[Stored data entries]
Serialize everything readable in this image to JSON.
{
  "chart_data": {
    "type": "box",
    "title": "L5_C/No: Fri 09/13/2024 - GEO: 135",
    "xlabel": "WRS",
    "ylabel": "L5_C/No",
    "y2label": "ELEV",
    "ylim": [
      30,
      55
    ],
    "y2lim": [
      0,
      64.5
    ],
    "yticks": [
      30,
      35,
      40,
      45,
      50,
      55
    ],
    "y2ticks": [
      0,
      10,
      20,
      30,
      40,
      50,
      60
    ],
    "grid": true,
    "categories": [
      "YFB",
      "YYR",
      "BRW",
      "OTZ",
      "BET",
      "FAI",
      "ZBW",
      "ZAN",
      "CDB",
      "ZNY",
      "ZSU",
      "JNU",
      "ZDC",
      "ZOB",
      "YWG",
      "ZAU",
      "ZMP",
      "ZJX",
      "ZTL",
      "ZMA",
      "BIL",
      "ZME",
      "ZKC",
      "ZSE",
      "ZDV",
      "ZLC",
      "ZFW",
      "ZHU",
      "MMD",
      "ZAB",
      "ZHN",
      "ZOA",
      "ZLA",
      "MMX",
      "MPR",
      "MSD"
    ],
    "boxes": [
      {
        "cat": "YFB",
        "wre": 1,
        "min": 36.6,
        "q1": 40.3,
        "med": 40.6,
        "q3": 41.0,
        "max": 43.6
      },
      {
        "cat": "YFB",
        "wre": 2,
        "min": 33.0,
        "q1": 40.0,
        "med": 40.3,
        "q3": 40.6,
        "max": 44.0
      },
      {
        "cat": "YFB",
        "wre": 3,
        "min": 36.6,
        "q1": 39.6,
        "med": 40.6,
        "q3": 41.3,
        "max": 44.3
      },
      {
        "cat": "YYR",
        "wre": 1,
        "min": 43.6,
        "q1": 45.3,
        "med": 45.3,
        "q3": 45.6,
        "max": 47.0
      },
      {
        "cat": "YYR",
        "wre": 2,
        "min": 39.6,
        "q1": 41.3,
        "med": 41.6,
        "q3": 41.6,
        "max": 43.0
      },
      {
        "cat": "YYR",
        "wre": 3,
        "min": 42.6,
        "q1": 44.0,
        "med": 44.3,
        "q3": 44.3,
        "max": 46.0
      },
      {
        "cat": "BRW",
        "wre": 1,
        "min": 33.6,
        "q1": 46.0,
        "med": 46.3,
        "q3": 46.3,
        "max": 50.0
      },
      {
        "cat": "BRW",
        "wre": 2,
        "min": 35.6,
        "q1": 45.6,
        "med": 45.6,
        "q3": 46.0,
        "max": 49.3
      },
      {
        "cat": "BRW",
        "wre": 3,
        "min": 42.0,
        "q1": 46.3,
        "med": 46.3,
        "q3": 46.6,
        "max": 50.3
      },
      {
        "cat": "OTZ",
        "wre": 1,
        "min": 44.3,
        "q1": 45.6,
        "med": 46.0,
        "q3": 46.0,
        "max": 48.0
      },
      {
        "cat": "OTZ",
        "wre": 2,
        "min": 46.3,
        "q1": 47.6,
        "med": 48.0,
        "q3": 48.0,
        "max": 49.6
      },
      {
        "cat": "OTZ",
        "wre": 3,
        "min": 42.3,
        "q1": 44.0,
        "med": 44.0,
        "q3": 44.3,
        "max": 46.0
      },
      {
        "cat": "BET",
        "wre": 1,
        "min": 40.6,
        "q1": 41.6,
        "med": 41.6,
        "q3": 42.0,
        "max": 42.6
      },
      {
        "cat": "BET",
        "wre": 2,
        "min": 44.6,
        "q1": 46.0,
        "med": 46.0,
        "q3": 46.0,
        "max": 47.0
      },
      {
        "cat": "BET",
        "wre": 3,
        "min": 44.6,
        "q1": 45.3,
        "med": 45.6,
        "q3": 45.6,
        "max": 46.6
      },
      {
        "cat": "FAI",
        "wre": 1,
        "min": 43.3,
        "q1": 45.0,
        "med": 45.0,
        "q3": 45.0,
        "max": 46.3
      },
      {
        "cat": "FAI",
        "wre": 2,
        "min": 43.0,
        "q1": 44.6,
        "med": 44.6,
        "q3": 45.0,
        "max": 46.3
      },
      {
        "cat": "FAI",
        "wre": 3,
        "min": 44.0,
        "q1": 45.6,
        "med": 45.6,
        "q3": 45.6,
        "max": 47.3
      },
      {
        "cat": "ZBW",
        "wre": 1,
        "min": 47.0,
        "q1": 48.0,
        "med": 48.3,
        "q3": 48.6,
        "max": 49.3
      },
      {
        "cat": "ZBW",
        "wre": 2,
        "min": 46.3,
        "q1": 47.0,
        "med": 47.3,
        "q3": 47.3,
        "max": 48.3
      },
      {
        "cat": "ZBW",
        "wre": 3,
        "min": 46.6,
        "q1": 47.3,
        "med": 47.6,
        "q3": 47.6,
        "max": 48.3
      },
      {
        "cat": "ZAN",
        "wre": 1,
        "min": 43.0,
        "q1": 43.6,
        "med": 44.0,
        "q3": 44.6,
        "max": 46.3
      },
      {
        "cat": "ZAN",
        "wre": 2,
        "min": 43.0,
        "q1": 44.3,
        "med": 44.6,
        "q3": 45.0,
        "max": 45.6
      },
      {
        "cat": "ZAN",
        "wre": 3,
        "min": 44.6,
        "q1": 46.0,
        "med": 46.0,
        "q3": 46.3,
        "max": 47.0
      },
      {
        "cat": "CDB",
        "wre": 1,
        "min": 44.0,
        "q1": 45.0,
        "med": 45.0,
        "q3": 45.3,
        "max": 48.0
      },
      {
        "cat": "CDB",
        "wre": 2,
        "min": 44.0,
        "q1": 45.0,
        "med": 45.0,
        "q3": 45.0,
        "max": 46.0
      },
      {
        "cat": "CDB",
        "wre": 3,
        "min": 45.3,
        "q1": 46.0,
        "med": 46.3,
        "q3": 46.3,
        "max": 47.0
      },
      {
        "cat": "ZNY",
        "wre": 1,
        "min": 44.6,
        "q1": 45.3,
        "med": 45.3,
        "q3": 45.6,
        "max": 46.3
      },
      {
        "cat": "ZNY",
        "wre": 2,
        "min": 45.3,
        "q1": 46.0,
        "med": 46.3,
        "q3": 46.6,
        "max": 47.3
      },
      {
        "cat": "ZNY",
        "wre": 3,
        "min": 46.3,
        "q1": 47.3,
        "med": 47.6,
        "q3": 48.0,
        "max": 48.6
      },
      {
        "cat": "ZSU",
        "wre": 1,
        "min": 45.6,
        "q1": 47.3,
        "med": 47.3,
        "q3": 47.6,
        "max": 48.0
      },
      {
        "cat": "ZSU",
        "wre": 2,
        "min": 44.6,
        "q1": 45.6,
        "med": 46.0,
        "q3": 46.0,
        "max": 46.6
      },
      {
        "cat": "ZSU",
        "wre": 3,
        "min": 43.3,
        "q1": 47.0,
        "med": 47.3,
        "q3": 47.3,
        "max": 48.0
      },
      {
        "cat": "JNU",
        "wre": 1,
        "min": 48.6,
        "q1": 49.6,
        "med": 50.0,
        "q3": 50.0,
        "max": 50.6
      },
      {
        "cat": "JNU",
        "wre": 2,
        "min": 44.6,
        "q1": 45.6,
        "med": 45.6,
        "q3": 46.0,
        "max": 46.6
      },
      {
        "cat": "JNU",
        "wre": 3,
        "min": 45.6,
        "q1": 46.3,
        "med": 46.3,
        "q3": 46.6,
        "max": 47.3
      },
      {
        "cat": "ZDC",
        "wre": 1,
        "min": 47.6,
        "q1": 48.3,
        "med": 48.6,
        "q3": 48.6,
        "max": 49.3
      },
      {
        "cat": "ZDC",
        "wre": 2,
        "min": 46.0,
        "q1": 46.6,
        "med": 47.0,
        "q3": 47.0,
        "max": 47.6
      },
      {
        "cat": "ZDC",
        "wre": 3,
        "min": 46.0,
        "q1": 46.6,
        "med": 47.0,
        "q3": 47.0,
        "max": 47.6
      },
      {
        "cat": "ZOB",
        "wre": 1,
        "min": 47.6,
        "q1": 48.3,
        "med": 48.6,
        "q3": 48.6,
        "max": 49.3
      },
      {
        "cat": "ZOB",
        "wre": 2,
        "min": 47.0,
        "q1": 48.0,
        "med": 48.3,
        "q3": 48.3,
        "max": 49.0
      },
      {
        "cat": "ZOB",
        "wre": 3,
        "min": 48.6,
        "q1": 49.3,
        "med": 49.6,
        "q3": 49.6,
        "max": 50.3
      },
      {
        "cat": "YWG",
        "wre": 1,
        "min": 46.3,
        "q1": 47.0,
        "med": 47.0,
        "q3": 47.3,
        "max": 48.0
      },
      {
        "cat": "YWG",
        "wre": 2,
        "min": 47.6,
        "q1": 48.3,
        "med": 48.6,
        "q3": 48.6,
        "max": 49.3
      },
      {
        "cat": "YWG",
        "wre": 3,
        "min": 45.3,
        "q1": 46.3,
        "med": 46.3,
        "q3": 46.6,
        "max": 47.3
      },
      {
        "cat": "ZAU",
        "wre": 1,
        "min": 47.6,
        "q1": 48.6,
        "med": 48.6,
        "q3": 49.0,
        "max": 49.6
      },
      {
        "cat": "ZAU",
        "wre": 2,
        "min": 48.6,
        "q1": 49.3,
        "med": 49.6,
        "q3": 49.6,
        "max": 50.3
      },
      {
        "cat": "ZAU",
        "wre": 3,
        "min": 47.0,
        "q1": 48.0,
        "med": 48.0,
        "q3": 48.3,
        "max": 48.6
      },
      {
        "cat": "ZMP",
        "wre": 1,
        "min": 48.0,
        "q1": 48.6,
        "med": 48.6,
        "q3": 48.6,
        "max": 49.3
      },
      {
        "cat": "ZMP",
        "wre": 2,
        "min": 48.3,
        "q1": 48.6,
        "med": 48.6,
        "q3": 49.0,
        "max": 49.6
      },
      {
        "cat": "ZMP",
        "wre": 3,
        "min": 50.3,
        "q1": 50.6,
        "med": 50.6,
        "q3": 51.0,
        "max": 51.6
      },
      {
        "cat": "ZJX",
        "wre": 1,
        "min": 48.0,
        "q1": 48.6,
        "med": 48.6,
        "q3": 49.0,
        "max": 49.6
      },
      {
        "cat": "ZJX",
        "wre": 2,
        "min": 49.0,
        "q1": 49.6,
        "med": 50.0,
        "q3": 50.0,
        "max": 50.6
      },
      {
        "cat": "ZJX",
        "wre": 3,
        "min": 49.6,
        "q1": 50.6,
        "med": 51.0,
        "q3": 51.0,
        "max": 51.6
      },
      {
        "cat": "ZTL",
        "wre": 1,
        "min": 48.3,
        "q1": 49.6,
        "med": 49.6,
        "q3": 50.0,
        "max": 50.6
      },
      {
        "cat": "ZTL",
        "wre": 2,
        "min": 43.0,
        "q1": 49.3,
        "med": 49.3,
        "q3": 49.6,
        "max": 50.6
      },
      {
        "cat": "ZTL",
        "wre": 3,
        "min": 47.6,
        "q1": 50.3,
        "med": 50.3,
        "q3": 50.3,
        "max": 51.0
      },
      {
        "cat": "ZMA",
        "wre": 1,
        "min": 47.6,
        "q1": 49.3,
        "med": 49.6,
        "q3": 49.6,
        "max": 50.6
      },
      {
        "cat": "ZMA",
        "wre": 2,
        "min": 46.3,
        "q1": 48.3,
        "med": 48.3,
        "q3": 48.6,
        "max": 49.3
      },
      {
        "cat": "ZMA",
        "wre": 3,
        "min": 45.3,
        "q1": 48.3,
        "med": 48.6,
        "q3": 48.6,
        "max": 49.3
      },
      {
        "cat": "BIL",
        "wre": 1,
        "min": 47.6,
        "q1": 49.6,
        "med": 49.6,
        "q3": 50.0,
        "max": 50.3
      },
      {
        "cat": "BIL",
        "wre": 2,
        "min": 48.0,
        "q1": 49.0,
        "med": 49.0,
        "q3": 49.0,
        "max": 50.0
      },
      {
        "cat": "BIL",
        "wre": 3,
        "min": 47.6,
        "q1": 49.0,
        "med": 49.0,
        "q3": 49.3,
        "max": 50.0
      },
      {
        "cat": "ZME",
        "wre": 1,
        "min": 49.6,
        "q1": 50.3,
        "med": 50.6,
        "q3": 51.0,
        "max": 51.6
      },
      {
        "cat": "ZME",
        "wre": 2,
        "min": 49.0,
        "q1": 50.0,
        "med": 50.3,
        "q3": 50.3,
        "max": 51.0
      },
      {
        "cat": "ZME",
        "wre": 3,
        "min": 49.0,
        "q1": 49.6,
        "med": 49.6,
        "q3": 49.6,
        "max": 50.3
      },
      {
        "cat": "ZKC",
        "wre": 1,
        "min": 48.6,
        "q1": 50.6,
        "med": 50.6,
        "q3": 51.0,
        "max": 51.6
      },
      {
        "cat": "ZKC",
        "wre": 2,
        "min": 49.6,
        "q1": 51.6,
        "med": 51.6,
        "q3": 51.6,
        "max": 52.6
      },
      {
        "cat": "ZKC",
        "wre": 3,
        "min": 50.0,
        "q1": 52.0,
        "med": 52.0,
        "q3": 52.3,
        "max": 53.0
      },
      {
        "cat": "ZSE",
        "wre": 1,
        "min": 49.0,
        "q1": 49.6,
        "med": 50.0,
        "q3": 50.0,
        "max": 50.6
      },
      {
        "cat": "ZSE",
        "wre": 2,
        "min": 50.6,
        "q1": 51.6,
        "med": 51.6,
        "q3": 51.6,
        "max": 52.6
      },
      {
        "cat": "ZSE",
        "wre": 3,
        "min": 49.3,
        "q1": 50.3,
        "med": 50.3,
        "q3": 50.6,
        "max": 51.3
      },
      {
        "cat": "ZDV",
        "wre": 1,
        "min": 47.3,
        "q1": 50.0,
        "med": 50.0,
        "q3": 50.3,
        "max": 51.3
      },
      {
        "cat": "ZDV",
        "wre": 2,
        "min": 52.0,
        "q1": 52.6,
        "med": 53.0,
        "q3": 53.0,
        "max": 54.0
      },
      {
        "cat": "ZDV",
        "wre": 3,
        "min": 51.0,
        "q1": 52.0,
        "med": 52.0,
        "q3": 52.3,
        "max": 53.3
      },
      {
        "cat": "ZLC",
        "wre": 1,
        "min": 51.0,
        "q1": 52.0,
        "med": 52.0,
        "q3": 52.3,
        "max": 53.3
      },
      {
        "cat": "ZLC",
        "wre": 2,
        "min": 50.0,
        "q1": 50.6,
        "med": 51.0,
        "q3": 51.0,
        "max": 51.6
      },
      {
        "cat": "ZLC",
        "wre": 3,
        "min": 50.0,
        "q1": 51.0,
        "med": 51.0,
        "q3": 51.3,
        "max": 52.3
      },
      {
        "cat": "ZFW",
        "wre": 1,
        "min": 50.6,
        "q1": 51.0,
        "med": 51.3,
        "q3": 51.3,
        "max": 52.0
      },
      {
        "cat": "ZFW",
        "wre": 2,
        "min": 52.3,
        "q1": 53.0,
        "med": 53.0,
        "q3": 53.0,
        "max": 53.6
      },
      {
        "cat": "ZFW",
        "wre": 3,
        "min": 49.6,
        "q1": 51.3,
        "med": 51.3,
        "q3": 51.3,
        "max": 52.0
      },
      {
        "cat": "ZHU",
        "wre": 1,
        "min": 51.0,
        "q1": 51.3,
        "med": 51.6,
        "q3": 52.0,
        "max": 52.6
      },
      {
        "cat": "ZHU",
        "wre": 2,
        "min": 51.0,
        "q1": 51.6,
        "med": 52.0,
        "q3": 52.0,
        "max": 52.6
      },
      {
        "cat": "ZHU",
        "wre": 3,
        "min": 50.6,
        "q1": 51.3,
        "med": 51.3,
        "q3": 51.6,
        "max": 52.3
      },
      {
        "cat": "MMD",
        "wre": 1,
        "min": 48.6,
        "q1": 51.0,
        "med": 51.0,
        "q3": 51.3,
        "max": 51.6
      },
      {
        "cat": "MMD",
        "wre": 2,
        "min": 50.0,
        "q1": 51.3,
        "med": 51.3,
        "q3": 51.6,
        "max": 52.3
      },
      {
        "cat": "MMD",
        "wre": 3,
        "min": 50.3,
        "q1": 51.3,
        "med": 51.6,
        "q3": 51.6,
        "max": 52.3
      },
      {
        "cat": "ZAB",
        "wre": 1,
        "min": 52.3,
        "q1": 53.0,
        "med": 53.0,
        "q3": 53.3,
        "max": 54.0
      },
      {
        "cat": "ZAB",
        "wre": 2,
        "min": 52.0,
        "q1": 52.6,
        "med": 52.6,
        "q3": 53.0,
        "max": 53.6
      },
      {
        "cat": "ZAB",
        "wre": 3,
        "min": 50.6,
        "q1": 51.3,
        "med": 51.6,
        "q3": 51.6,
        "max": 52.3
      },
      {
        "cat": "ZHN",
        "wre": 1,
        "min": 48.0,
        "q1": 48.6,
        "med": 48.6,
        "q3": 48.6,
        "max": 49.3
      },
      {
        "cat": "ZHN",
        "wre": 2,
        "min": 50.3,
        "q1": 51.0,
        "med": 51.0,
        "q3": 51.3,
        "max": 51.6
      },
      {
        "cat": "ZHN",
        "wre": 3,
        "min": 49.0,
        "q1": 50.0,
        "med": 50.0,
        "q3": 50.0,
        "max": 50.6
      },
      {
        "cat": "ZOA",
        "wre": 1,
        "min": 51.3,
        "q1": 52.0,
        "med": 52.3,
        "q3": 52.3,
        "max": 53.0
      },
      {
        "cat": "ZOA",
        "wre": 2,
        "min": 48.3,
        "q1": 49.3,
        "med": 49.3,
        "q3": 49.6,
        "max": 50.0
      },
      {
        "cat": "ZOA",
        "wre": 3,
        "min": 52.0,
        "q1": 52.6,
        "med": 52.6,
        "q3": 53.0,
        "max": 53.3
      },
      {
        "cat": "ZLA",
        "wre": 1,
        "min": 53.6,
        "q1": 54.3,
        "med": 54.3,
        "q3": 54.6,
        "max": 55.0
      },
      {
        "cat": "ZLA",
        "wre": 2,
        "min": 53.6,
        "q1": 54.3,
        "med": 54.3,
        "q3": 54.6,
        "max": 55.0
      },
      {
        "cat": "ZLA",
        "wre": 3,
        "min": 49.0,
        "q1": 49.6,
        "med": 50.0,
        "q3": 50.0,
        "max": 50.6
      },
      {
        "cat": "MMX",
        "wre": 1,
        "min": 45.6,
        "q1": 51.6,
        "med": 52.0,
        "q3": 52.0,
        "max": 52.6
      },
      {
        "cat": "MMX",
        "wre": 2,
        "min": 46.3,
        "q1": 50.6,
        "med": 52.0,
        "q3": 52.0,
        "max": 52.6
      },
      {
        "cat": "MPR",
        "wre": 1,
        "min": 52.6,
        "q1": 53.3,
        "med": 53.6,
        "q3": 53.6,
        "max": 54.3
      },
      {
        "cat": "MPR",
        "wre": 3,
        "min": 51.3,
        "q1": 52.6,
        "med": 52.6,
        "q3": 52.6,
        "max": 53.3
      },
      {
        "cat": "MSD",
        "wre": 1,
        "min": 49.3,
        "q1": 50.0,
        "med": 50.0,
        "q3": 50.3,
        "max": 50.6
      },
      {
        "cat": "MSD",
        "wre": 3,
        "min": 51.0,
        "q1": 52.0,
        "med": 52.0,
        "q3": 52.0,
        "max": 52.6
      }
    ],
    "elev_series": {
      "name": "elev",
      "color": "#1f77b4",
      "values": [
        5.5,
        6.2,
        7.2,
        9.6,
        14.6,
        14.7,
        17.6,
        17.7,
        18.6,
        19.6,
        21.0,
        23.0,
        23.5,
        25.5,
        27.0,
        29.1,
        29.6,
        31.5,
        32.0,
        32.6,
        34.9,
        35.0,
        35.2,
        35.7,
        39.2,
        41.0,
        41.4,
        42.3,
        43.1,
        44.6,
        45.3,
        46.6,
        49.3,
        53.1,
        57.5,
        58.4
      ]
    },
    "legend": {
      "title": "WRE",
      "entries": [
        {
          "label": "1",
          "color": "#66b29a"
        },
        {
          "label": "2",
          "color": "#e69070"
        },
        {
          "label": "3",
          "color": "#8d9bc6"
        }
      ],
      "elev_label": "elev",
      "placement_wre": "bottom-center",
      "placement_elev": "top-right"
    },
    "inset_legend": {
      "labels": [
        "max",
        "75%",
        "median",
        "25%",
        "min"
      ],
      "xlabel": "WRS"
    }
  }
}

▸ **TASK REQUIREMENTS**:
Copy all lines above containing the string "color".

▸ **FULL ANSWER**:
      "color": "#1f77b4",
          "color": "#66b29a"
          "color": "#e69070"
          "color": "#8d9bc6"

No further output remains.